From the thread below on slow PPP between Linux and Solaris, set down word for word everything from "Sat, 13 Jul" down to "it should be.".

*Page*:
· · · ·

Re: PPP slow between Linux and Solaris - why is it so?

Jason Merrill (jason@cygnus.com)
Sat, 13 Jul 1996 21:22:19 -0700


>>>>> Dave Cole <dave@edipost.auspost.com.au> writes:

> I remember someone mentioned that Solaris was retransmitting packets too
> quickly or something causing >50% of bandwidth to be used up by duplicate
> packets. I got the impression that Solaris was to blame. Is this
> correct? In any case, I do not remember anyone ever mentioning a fix /
> trick / work around to get the throughput back up to what it should be.

-] Subject: Announcing New TCP Performance Patch
-] Date: 7 Jun 1996 23:36:21 GMT
-] From: cathe@Eng.Sun.COM (Cathe A. Ray)
-]Organization: Sun Microsystems, Inc.
-] Newsgroups: comp.unix.solaris
-]
-]
-]Sun doesn't ordinarily announce patches when they're released. But
-]we've just finished a series of TCP-related fixes and improvements, and
-]we want to make sure that the news gets out as quickly as possible to
-]the many people who can benefit from our work.
-]
-]This patch announcement will be of interest mostly to folks who use Sun
-]workstations over "slow" links, like most dial-up lines. Please note,
-]though, that you might benefit from the work we'll discuss here even if
-]you've never used one of our workstations directly. (Many companies
-]who provide Internet access use Suns as part of the communication path.
-]And the patches are for Suns running Solaris 2.4 and up.)
-]
-]Also note: This message is coming to you directly from the engineers
-]who did the work. We wanted to get the information out to you right
-]away, but we really aren't trying to replace all the other Sun sources
-]of information you might have access to. Please, don't send us lots of
-]detailed questions--we're not volunteering to answer them (or even
-]respond to many of the followups here). We just really wanted to make
-]sure this message got out. Thanks.
-]
-]Cathe A. Ray
-]Manager, Internet Engineering
-]
-]
-] TCP Performance Improvements For Slow Network Links
-] ===================================================
-]
-]Our Sun team is responsible for basic network communications software.
-]We've been putting in a lot of work lately on improving the performance
-]of TCP over slow network links. Now we're finished; testing is
-]complete; and the patches (for Solaris 2.4 and later) will be available
-]shortly.

· · · ·

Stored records
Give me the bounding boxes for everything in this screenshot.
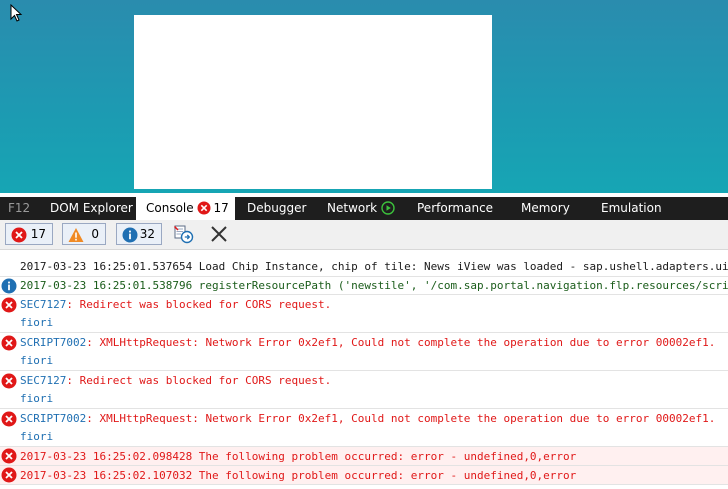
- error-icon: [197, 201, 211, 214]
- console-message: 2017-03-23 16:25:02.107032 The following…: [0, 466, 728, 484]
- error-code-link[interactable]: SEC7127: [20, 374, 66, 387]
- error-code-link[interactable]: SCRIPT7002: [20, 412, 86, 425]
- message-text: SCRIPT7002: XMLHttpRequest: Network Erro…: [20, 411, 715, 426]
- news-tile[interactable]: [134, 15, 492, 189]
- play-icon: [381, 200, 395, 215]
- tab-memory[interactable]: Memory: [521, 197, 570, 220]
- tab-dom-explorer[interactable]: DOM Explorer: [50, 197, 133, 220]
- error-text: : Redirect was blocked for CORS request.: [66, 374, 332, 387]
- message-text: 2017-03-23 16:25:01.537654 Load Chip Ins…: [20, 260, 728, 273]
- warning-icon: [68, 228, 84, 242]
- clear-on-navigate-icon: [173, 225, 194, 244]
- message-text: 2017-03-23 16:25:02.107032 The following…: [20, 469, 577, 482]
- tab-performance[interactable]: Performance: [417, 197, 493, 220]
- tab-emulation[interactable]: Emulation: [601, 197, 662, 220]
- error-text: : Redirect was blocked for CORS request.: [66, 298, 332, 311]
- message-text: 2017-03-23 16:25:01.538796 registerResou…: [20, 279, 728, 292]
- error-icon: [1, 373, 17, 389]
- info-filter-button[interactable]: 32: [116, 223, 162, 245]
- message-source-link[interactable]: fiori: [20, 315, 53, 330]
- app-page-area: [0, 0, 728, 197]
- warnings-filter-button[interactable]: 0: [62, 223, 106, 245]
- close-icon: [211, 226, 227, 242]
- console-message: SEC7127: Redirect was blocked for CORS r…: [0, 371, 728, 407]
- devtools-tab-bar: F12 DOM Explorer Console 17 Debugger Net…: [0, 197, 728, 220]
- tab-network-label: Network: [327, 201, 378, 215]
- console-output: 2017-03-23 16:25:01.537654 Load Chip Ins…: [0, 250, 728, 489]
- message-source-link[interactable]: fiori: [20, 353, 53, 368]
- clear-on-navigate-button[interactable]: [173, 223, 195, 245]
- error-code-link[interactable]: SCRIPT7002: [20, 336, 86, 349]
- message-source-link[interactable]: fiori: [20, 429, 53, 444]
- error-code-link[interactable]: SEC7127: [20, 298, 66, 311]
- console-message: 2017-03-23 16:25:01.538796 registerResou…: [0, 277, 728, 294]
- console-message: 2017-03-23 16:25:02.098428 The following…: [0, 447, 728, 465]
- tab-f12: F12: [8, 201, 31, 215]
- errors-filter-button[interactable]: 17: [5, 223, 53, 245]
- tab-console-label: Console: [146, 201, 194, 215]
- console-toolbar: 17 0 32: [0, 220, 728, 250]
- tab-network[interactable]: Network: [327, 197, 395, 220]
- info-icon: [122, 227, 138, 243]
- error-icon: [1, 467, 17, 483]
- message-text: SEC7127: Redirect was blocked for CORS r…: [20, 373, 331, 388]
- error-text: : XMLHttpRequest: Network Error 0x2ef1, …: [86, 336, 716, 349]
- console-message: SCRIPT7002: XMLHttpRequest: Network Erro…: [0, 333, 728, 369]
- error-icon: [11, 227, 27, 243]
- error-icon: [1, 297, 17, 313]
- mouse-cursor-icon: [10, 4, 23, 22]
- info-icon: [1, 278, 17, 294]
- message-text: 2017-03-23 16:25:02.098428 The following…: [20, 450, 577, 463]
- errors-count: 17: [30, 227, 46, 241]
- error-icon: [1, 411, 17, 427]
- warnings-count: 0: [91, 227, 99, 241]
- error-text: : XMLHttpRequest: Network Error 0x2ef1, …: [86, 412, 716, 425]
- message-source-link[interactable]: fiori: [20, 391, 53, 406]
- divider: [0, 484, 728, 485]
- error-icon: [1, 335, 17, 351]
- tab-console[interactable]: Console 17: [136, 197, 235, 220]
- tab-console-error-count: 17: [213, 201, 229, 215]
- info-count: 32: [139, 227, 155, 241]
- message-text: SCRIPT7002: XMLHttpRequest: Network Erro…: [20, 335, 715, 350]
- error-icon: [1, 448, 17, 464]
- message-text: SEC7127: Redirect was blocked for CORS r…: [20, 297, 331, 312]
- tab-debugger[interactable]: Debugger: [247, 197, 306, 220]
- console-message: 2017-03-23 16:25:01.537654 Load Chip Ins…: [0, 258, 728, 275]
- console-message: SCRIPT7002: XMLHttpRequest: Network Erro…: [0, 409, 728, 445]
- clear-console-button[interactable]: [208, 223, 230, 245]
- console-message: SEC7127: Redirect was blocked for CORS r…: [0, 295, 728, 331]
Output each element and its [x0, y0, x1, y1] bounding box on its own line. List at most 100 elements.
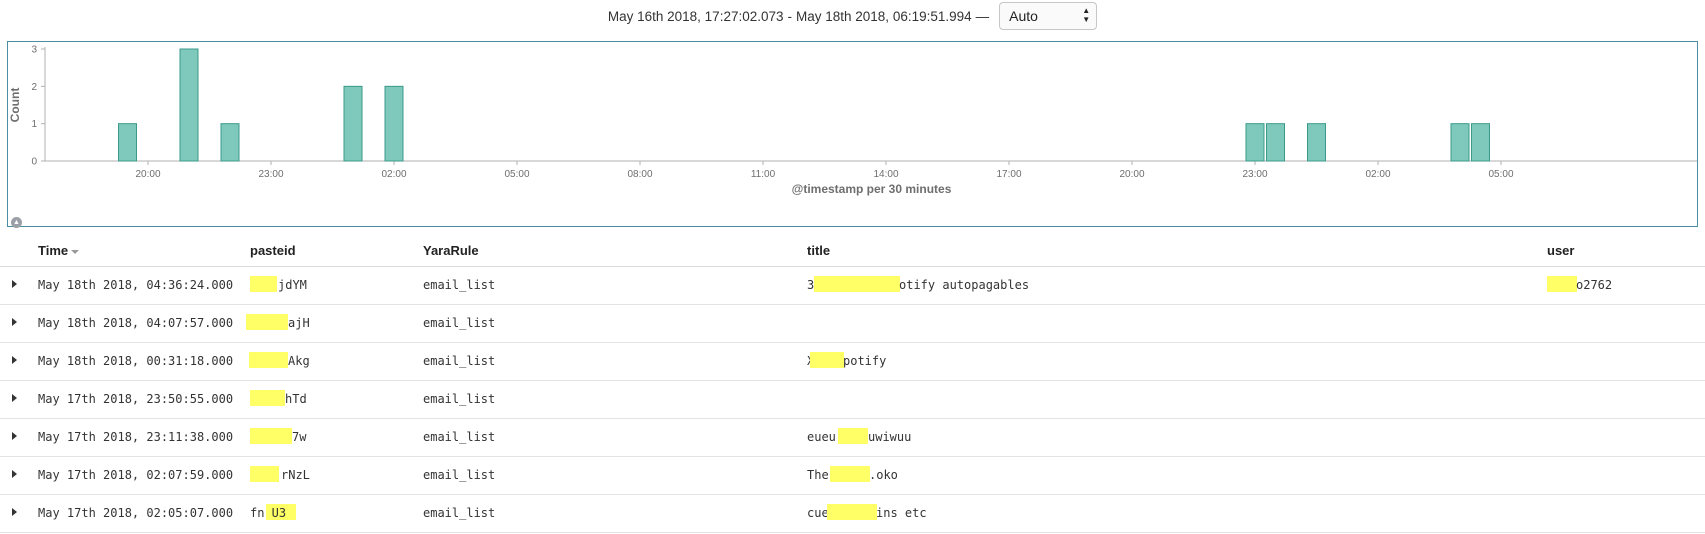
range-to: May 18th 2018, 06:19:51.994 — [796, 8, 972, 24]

· · · ·

*Response to this exercise*:
Sat, 13 Jul 1996 21:22:19 -0700


>>>>> Dave Cole <dave@edipost.auspost.com.au> writes:

> I remember someone mentioned that Solaris was retransmitting packets too
> quickly or something causing >50% of bandwidth to be used up by duplicate
> packets. I got the impression that Solaris was to blame. Is this
> correct? In any case, I do not remember anyone ever mentioning a fix /
> trick / work around to get the throughput back up to what it should be.